Write out all of the data exactly as it appears.

— BEGIN Data for this exercise —

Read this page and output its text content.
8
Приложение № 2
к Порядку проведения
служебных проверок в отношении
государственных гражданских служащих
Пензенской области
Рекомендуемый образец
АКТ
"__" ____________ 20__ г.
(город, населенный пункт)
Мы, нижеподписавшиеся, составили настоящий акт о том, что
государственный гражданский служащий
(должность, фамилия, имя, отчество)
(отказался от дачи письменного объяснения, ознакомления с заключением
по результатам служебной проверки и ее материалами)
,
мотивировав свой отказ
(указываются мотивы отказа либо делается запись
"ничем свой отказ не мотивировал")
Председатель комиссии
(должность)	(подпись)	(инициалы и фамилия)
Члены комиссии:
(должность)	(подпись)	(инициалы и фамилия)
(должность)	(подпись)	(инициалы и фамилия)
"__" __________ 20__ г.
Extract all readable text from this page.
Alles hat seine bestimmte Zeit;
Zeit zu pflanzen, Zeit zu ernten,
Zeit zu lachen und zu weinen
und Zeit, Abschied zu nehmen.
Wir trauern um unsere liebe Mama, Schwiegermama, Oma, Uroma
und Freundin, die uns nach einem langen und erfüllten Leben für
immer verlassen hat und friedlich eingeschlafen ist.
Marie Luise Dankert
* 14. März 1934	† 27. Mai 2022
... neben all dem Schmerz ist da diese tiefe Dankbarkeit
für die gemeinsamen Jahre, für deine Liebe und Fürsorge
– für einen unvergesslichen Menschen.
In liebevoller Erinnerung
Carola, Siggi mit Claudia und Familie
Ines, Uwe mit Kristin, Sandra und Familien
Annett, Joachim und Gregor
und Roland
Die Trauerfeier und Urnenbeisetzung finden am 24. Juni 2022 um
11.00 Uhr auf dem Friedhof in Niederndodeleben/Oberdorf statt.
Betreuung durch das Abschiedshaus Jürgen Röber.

— END Data for this exercise —

Correct response.
Read this page and output its text content.
8
Приложение № 2
к Порядку проведения
служебных проверок в отношении
государственных гражданских служащих
Пензенской области
Рекомендуемый образец
АКТ
"__" ____________ 20__ г.
(город, населенный пункт)
Мы, нижеподписавшиеся, составили настоящий акт о том, что
государственный гражданский служащий
(должность, фамилия, имя, отчество)
(отказался от дачи письменного объяснения, ознакомления с заключением
по результатам служебной проверки и ее материалами)
,
мотивировав свой отказ
(указываются мотивы отказа либо делается запись
"ничем свой отказ не мотивировал")
Председатель комиссии
(должность)	(подпись)	(инициалы и фамилия)
Члены комиссии:
(должность)	(подпись)	(инициалы и фамилия)
(должность)	(подпись)	(инициалы и фамилия)
"__" __________ 20__ г.
Extract all readable text from this page.
Alles hat seine bestimmte Zeit;
Zeit zu pflanzen, Zeit zu ernten,
Zeit zu lachen und zu weinen
und Zeit, Abschied zu nehmen.
Wir trauern um unsere liebe Mama, Schwiegermama, Oma, Uroma
und Freundin, die uns nach einem langen und erfüllten Leben für
immer verlassen hat und friedlich eingeschlafen ist.
Marie Luise Dankert
* 14. März 1934	† 27. Mai 2022
... neben all dem Schmerz ist da diese tiefe Dankbarkeit
für die gemeinsamen Jahre, für deine Liebe und Fürsorge
– für einen unvergesslichen Menschen.
In liebevoller Erinnerung
Carola, Siggi mit Claudia und Familie
Ines, Uwe mit Kristin, Sandra und Familien
Annett, Joachim und Gregor
und Roland
Die Trauerfeier und Urnenbeisetzung finden am 24. Juni 2022 um
11.00 Uhr auf dem Friedhof in Niederndodeleben/Oberdorf statt.
Betreuung durch das Abschiedshaus Jürgen Röber.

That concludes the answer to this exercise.